YOUR TASK ▸ Print the entries below word for word; the pictures stay out of your copy.

###

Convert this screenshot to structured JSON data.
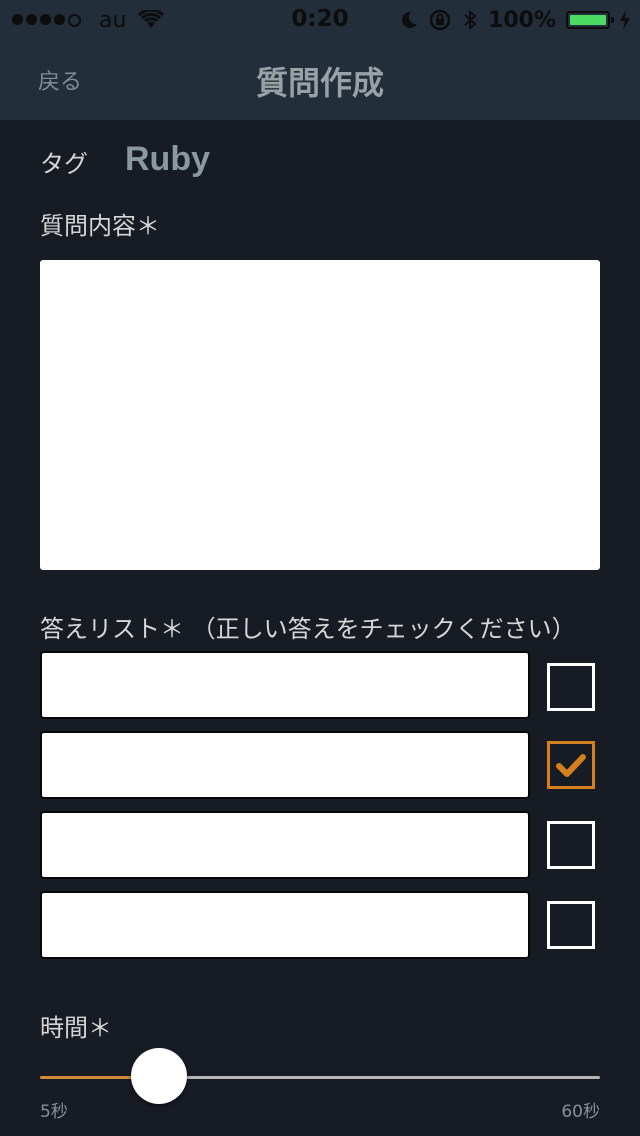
{
  "status_bar": {
    "carrier": "au",
    "time": "0:20",
    "battery": "100%",
    "signal_bars": 4
  },
  "nav": {
    "back": "戻る",
    "title": "質問作成"
  },
  "form": {
    "tag_label": "タグ",
    "tag_value": "Ruby",
    "question_label": "質問内容＊",
    "question_value": "",
    "answers_label": "答えリスト＊ （正しい答えをチェックください）",
    "answers": [
      {
        "value": "",
        "checked": false
      },
      {
        "value": "",
        "checked": true
      },
      {
        "value": "",
        "checked": false
      },
      {
        "value": "",
        "checked": false
      }
    ],
    "time_label": "時間＊",
    "time_slider": {
      "min_label": "5秒",
      "max_label": "60秒",
      "position_fraction": 0.21
    }
  },
  "colors": {
    "background": "#171b24",
    "navbar": "#232e3b",
    "accent": "#d67f1f",
    "battery": "#4cd964"
  }
}
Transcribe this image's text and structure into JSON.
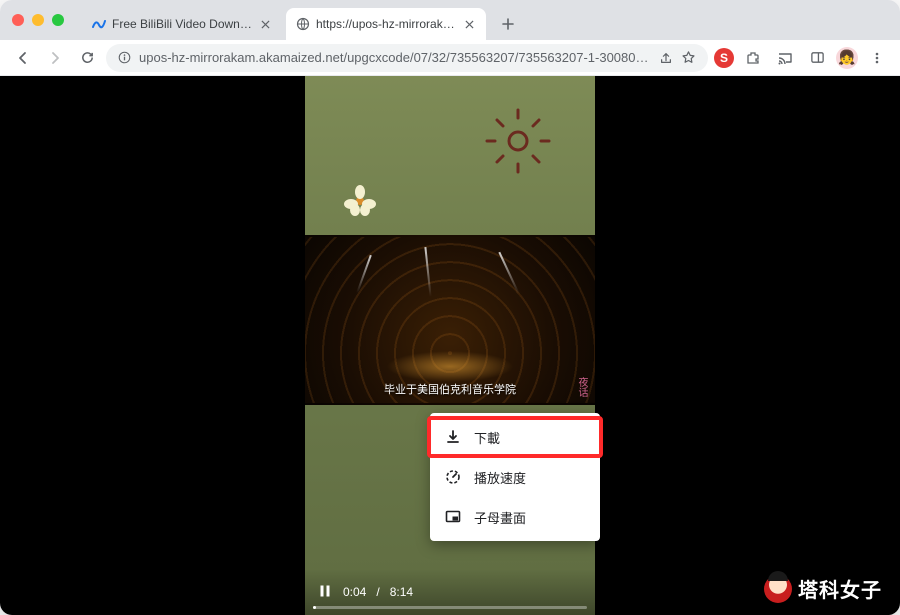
{
  "tabs": [
    {
      "title": "Free BiliBili Video Downloader",
      "favicon": "nd"
    },
    {
      "title": "https://upos-hz-mirrorakam.ak",
      "favicon": "globe",
      "active": true
    }
  ],
  "toolbar": {
    "url": "upos-hz-mirrorakam.akamaized.net/upgcxcode/07/32/735563207/735563207-1-30080.m4s?e=ig8euxZM2rNcN...",
    "share_icon": "share-icon",
    "star_icon": "star-icon",
    "ext_label": "S",
    "puzzle_icon": "extensions-icon",
    "cast_icon": "cast-icon",
    "sidepanel_icon": "sidepanel-icon",
    "avatar": "👧",
    "kebab_icon": "kebab-icon"
  },
  "video": {
    "caption": "毕业于美国伯克利音乐学院",
    "stamp": "夜话",
    "time_current": "0:04",
    "time_total": "8:14"
  },
  "menu": {
    "download": "下載",
    "speed": "播放速度",
    "pip": "子母畫面"
  },
  "watermark": "塔科女子"
}
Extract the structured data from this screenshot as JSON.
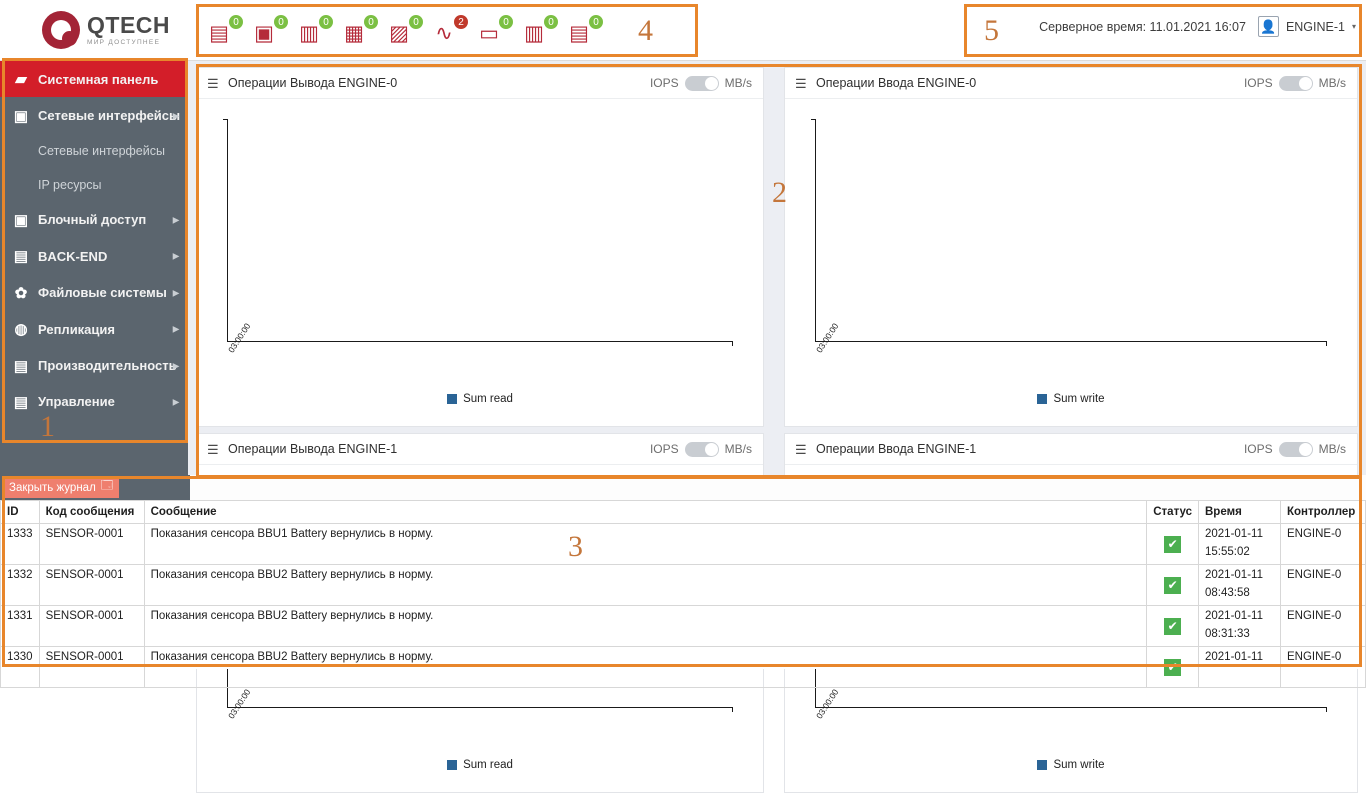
{
  "brand": {
    "name": "QTECH",
    "tagline": "МИР ДОСТУПНЕЕ"
  },
  "header": {
    "server_time_label": "Серверное время: 11.01.2021 16:07",
    "user": "ENGINE-1",
    "caret": "▾",
    "user_icon": "user-icon"
  },
  "toolbar": {
    "items": [
      {
        "icon": "database-stack-icon",
        "glyph": "▤",
        "badge": "0",
        "alert": false
      },
      {
        "icon": "disk-drive-icon",
        "glyph": "▣",
        "badge": "0",
        "alert": false
      },
      {
        "icon": "server-rack-icon",
        "glyph": "▥",
        "badge": "0",
        "alert": false
      },
      {
        "icon": "server-settings-icon",
        "glyph": "▦",
        "badge": "0",
        "alert": false
      },
      {
        "icon": "network-port-icon",
        "glyph": "▨",
        "badge": "0",
        "alert": false
      },
      {
        "icon": "signal-alert-icon",
        "glyph": "∿",
        "badge": "2",
        "alert": true
      },
      {
        "icon": "folder-add-icon",
        "glyph": "▭",
        "badge": "0",
        "alert": false
      },
      {
        "icon": "memory-module-icon",
        "glyph": "▥",
        "badge": "0",
        "alert": false
      },
      {
        "icon": "replication-link-icon",
        "glyph": "▤",
        "badge": "0",
        "alert": false
      }
    ]
  },
  "sidebar": {
    "items": [
      {
        "label": "Системная панель",
        "icon": "dashboard-icon",
        "glyph": "▰",
        "active": true,
        "arrow": false
      },
      {
        "label": "Сетевые интерфейсы",
        "icon": "ethernet-icon",
        "glyph": "▣",
        "active": false,
        "arrow": true
      },
      {
        "label": "Блочный доступ",
        "icon": "block-device-icon",
        "glyph": "▣",
        "active": false,
        "arrow": true
      },
      {
        "label": "BACK-END",
        "icon": "database-icon",
        "glyph": "▤",
        "active": false,
        "arrow": true
      },
      {
        "label": "Файловые системы",
        "icon": "gears-icon",
        "glyph": "✿",
        "active": false,
        "arrow": true
      },
      {
        "label": "Репликация",
        "icon": "refresh-circle-icon",
        "glyph": "◍",
        "active": false,
        "arrow": true
      },
      {
        "label": "Производительность",
        "icon": "bar-chart-icon",
        "glyph": "▤",
        "active": false,
        "arrow": true
      },
      {
        "label": "Управление",
        "icon": "toggles-icon",
        "glyph": "▤",
        "active": false,
        "arrow": true
      }
    ],
    "subitems": [
      {
        "label": "Сетевые интерфейсы"
      },
      {
        "label": "IP ресурсы"
      }
    ]
  },
  "panels": [
    {
      "title": "Операции Вывода ENGINE-0",
      "left_unit": "IOPS",
      "right_unit": "MB/s",
      "legend": "Sum read",
      "xtick": "03:00:00"
    },
    {
      "title": "Операции Ввода ENGINE-0",
      "left_unit": "IOPS",
      "right_unit": "MB/s",
      "legend": "Sum write",
      "xtick": "03:00:00"
    },
    {
      "title": "Операции Вывода ENGINE-1",
      "left_unit": "IOPS",
      "right_unit": "MB/s",
      "legend": "Sum read",
      "xtick": "03:00:00"
    },
    {
      "title": "Операции Ввода ENGINE-1",
      "left_unit": "IOPS",
      "right_unit": "MB/s",
      "legend": "Sum write",
      "xtick": "03:00:00"
    }
  ],
  "chart_data": {
    "type": "line",
    "title": "Операции Вывода ENGINE-0",
    "xlabel": "",
    "ylabel": "",
    "x": [
      "03:00:00"
    ],
    "series": [
      {
        "name": "Sum read",
        "values": [],
        "color": "#2a6496"
      }
    ],
    "legend_position": "bottom",
    "grid": false,
    "note": "Empty plot: axes drawn, no data points rendered"
  },
  "log": {
    "close_button": "Закрыть журнал",
    "close_icon": "close-journal-icon",
    "columns": [
      "ID",
      "Код сообщения",
      "Сообщение",
      "Статус",
      "Время",
      "Контроллер"
    ],
    "rows": [
      {
        "id": "1333",
        "code": "SENSOR-0001",
        "message": "Показания сенсора BBU1 Battery вернулись в норму.",
        "status": "✔",
        "date": "2021-01-11",
        "time": "15:55:02",
        "controller": "ENGINE-0"
      },
      {
        "id": "1332",
        "code": "SENSOR-0001",
        "message": "Показания сенсора BBU2 Battery вернулись в норму.",
        "status": "✔",
        "date": "2021-01-11",
        "time": "08:43:58",
        "controller": "ENGINE-0"
      },
      {
        "id": "1331",
        "code": "SENSOR-0001",
        "message": "Показания сенсора BBU2 Battery вернулись в норму.",
        "status": "✔",
        "date": "2021-01-11",
        "time": "08:31:33",
        "controller": "ENGINE-0"
      },
      {
        "id": "1330",
        "code": "SENSOR-0001",
        "message": "Показания сенсора BBU2 Battery вернулись в норму.",
        "status": "✔",
        "date": "2021-01-11",
        "time": "",
        "controller": "ENGINE-0"
      }
    ]
  },
  "annotations": [
    {
      "number": "1"
    },
    {
      "number": "2"
    },
    {
      "number": "3"
    },
    {
      "number": "4"
    },
    {
      "number": "5"
    }
  ],
  "colors": {
    "accent": "#e8862b",
    "brand_red": "#a32436",
    "active_red": "#d31e29",
    "sidebar": "#5b656e",
    "ok_green": "#4caf50",
    "series_blue": "#2a6496"
  }
}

###

TASK RESPONSE ▸
Convert this screenshot to structured JSON data.
{
  "status_bar": {
    "carrier": "au",
    "time": "0:20",
    "battery": "100%",
    "signal_bars": 4
  },
  "nav": {
    "back": "戻る",
    "title": "質問作成"
  },
  "form": {
    "tag_label": "タグ",
    "tag_value": "Ruby",
    "question_label": "質問内容＊",
    "question_value": "",
    "answers_label": "答えリスト＊ （正しい答えをチェックください）",
    "answers": [
      {
        "value": "",
        "checked": false
      },
      {
        "value": "",
        "checked": true
      },
      {
        "value": "",
        "checked": false
      },
      {
        "value": "",
        "checked": false
      }
    ],
    "time_label": "時間＊",
    "time_slider": {
      "min_label": "5秒",
      "max_label": "60秒",
      "position_fraction": 0.21
    }
  },
  "colors": {
    "background": "#171b24",
    "navbar": "#232e3b",
    "accent": "#d67f1f",
    "battery": "#4cd964"
  }
}
Transcribe this image's text and structure into JSON.
{
  "tabs": [
    {
      "title": "Free BiliBili Video Downloader",
      "favicon": "nd"
    },
    {
      "title": "https://upos-hz-mirrorakam.ak",
      "favicon": "globe",
      "active": true
    }
  ],
  "toolbar": {
    "url": "upos-hz-mirrorakam.akamaized.net/upgcxcode/07/32/735563207/735563207-1-30080.m4s?e=ig8euxZM2rNcN...",
    "share_icon": "share-icon",
    "star_icon": "star-icon",
    "ext_label": "S",
    "puzzle_icon": "extensions-icon",
    "cast_icon": "cast-icon",
    "sidepanel_icon": "sidepanel-icon",
    "avatar": "👧",
    "kebab_icon": "kebab-icon"
  },
  "video": {
    "caption": "毕业于美国伯克利音乐学院",
    "stamp": "夜话",
    "time_current": "0:04",
    "time_total": "8:14"
  },
  "menu": {
    "download": "下載",
    "speed": "播放速度",
    "pip": "子母畫面"
  },
  "watermark": "塔科女子"
}
Extract the structured data from this screenshot as JSON.
{
  "brand": {
    "name": "QTECH",
    "tagline": "МИР ДОСТУПНЕЕ"
  },
  "header": {
    "server_time_label": "Серверное время: 11.01.2021 16:07",
    "user": "ENGINE-1",
    "caret": "▾",
    "user_icon": "user-icon"
  },
  "toolbar": {
    "items": [
      {
        "icon": "database-stack-icon",
        "glyph": "▤",
        "badge": "0",
        "alert": false
      },
      {
        "icon": "disk-drive-icon",
        "glyph": "▣",
        "badge": "0",
        "alert": false
      },
      {
        "icon": "server-rack-icon",
        "glyph": "▥",
        "badge": "0",
        "alert": false
      },
      {
        "icon": "server-settings-icon",
        "glyph": "▦",
        "badge": "0",
        "alert": false
      },
      {
        "icon": "network-port-icon",
        "glyph": "▨",
        "badge": "0",
        "alert": false
      },
      {
        "icon": "signal-alert-icon",
        "glyph": "∿",
        "badge": "2",
        "alert": true
      },
      {
        "icon": "folder-add-icon",
        "glyph": "▭",
        "badge": "0",
        "alert": false
      },
      {
        "icon": "memory-module-icon",
        "glyph": "▥",
        "badge": "0",
        "alert": false
      },
      {
        "icon": "replication-link-icon",
        "glyph": "▤",
        "badge": "0",
        "alert": false
      }
    ]
  },
  "sidebar": {
    "items": [
      {
        "label": "Системная панель",
        "icon": "dashboard-icon",
        "glyph": "▰",
        "active": true,
        "arrow": false
      },
      {
        "label": "Сетевые интерфейсы",
        "icon": "ethernet-icon",
        "glyph": "▣",
        "active": false,
        "arrow": true
      },
      {
        "label": "Блочный доступ",
        "icon": "block-device-icon",
        "glyph": "▣",
        "active": false,
        "arrow": true
      },
      {
        "label": "BACK-END",
        "icon": "database-icon",
        "glyph": "▤",
        "active": false,
        "arrow": true
      },
      {
        "label": "Файловые системы",
        "icon": "gears-icon",
        "glyph": "✿",
        "active": false,
        "arrow": true
      },
      {
        "label": "Репликация",
        "icon": "refresh-circle-icon",
        "glyph": "◍",
        "active": false,
        "arrow": true
      },
      {
        "label": "Производительность",
        "icon": "bar-chart-icon",
        "glyph": "▤",
        "active": false,
        "arrow": true
      },
      {
        "label": "Управление",
        "icon": "toggles-icon",
        "glyph": "▤",
        "active": false,
        "arrow": true
      }
    ],
    "subitems": [
      {
        "label": "Сетевые интерфейсы"
      },
      {
        "label": "IP ресурсы"
      }
    ]
  },
  "panels": [
    {
      "title": "Операции Вывода ENGINE-0",
      "left_unit": "IOPS",
      "right_unit": "MB/s",
      "legend": "Sum read",
      "xtick": "03:00:00"
    },
    {
      "title": "Операции Ввода ENGINE-0",
      "left_unit": "IOPS",
      "right_unit": "MB/s",
      "legend": "Sum write",
      "xtick": "03:00:00"
    },
    {
      "title": "Операции Вывода ENGINE-1",
      "left_unit": "IOPS",
      "right_unit": "MB/s",
      "legend": "Sum read",
      "xtick": "03:00:00"
    },
    {
      "title": "Операции Ввода ENGINE-1",
      "left_unit": "IOPS",
      "right_unit": "MB/s",
      "legend": "Sum write",
      "xtick": "03:00:00"
    }
  ],
  "chart_data": {
    "type": "line",
    "title": "Операции Вывода ENGINE-0",
    "xlabel": "",
    "ylabel": "",
    "x": [
      "03:00:00"
    ],
    "series": [
      {
        "name": "Sum read",
        "values": [],
        "color": "#2a6496"
      }
    ],
    "legend_position": "bottom",
    "grid": false,
    "note": "Empty plot: axes drawn, no data points rendered"
  },
  "log": {
    "close_button": "Закрыть журнал",
    "close_icon": "close-journal-icon",
    "columns": [
      "ID",
      "Код сообщения",
      "Сообщение",
      "Статус",
      "Время",
      "Контроллер"
    ],
    "rows": [
      {
        "id": "1333",
        "code": "SENSOR-0001",
        "message": "Показания сенсора BBU1 Battery вернулись в норму.",
        "status": "✔",
        "date": "2021-01-11",
        "time": "15:55:02",
        "controller": "ENGINE-0"
      },
      {
        "id": "1332",
        "code": "SENSOR-0001",
        "message": "Показания сенсора BBU2 Battery вернулись в норму.",
        "status": "✔",
        "date": "2021-01-11",
        "time": "08:43:58",
        "controller": "ENGINE-0"
      },
      {
        "id": "1331",
        "code": "SENSOR-0001",
        "message": "Показания сенсора BBU2 Battery вернулись в норму.",
        "status": "✔",
        "date": "2021-01-11",
        "time": "08:31:33",
        "controller": "ENGINE-0"
      },
      {
        "id": "1330",
        "code": "SENSOR-0001",
        "message": "Показания сенсора BBU2 Battery вернулись в норму.",
        "status": "✔",
        "date": "2021-01-11",
        "time": "",
        "controller": "ENGINE-0"
      }
    ]
  },
  "annotations": [
    {
      "number": "1"
    },
    {
      "number": "2"
    },
    {
      "number": "3"
    },
    {
      "number": "4"
    },
    {
      "number": "5"
    }
  ],
  "colors": {
    "accent": "#e8862b",
    "brand_red": "#a32436",
    "active_red": "#d31e29",
    "sidebar": "#5b656e",
    "ok_green": "#4caf50",
    "series_blue": "#2a6496"
  }
}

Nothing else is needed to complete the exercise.